(Stored items)
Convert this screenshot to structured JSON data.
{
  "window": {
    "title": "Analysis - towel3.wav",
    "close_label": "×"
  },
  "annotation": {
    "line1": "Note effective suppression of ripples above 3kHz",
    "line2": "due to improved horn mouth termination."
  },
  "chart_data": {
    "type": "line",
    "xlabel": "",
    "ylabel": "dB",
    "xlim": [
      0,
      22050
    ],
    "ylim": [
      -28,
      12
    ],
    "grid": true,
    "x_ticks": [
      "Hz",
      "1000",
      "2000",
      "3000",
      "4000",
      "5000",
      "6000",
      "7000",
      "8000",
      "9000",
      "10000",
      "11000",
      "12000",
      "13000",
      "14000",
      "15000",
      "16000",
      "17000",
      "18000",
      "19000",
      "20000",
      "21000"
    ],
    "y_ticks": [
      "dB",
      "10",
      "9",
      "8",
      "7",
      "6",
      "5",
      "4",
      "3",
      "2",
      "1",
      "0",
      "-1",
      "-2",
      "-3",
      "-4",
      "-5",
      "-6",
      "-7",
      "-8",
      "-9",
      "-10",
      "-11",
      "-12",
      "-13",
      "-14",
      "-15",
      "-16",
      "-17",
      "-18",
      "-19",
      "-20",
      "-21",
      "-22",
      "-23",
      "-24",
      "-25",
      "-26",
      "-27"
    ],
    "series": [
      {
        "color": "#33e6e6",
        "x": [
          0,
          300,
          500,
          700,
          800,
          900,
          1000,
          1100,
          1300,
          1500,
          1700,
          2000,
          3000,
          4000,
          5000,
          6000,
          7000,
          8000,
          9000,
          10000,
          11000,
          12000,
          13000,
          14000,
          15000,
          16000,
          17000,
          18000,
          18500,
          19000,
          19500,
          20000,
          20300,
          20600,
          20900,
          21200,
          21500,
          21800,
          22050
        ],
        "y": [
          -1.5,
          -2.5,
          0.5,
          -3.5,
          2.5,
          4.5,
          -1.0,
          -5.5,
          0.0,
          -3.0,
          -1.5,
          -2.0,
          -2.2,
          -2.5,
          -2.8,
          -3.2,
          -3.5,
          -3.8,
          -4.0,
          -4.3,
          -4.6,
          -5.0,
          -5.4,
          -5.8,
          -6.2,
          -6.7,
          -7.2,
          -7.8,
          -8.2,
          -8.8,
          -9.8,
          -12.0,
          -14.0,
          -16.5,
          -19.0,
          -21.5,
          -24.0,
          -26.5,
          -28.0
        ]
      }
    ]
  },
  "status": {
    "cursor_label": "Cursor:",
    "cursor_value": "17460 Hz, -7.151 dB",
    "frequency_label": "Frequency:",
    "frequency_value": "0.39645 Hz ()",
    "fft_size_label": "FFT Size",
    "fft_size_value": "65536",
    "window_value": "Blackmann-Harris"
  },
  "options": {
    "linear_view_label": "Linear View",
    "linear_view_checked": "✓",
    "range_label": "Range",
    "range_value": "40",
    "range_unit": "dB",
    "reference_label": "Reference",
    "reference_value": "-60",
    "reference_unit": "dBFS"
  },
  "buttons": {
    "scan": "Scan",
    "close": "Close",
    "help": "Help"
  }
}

Aim |
Your task is to give the records above again, exactly.

Output |
Convert this screenshot to structured JSON data.
{
  "window": {
    "title": "Analysis - towel3.wav",
    "close_label": "×"
  },
  "annotation": {
    "line1": "Note effective suppression of ripples above 3kHz",
    "line2": "due to improved horn mouth termination."
  },
  "chart_data": {
    "type": "line",
    "xlabel": "",
    "ylabel": "dB",
    "xlim": [
      0,
      22050
    ],
    "ylim": [
      -28,
      12
    ],
    "grid": true,
    "x_ticks": [
      "Hz",
      "1000",
      "2000",
      "3000",
      "4000",
      "5000",
      "6000",
      "7000",
      "8000",
      "9000",
      "10000",
      "11000",
      "12000",
      "13000",
      "14000",
      "15000",
      "16000",
      "17000",
      "18000",
      "19000",
      "20000",
      "21000"
    ],
    "y_ticks": [
      "dB",
      "10",
      "9",
      "8",
      "7",
      "6",
      "5",
      "4",
      "3",
      "2",
      "1",
      "0",
      "-1",
      "-2",
      "-3",
      "-4",
      "-5",
      "-6",
      "-7",
      "-8",
      "-9",
      "-10",
      "-11",
      "-12",
      "-13",
      "-14",
      "-15",
      "-16",
      "-17",
      "-18",
      "-19",
      "-20",
      "-21",
      "-22",
      "-23",
      "-24",
      "-25",
      "-26",
      "-27"
    ],
    "series": [
      {
        "color": "#33e6e6",
        "x": [
          0,
          300,
          500,
          700,
          800,
          900,
          1000,
          1100,
          1300,
          1500,
          1700,
          2000,
          3000,
          4000,
          5000,
          6000,
          7000,
          8000,
          9000,
          10000,
          11000,
          12000,
          13000,
          14000,
          15000,
          16000,
          17000,
          18000,
          18500,
          19000,
          19500,
          20000,
          20300,
          20600,
          20900,
          21200,
          21500,
          21800,
          22050
        ],
        "y": [
          -1.5,
          -2.5,
          0.5,
          -3.5,
          2.5,
          4.5,
          -1.0,
          -5.5,
          0.0,
          -3.0,
          -1.5,
          -2.0,
          -2.2,
          -2.5,
          -2.8,
          -3.2,
          -3.5,
          -3.8,
          -4.0,
          -4.3,
          -4.6,
          -5.0,
          -5.4,
          -5.8,
          -6.2,
          -6.7,
          -7.2,
          -7.8,
          -8.2,
          -8.8,
          -9.8,
          -12.0,
          -14.0,
          -16.5,
          -19.0,
          -21.5,
          -24.0,
          -26.5,
          -28.0
        ]
      }
    ]
  },
  "status": {
    "cursor_label": "Cursor:",
    "cursor_value": "17460 Hz, -7.151 dB",
    "frequency_label": "Frequency:",
    "frequency_value": "0.39645 Hz ()",
    "fft_size_label": "FFT Size",
    "fft_size_value": "65536",
    "window_value": "Blackmann-Harris"
  },
  "options": {
    "linear_view_label": "Linear View",
    "linear_view_checked": "✓",
    "range_label": "Range",
    "range_value": "40",
    "range_unit": "dB",
    "reference_label": "Reference",
    "reference_value": "-60",
    "reference_unit": "dBFS"
  },
  "buttons": {
    "scan": "Scan",
    "close": "Close",
    "help": "Help"
  }
}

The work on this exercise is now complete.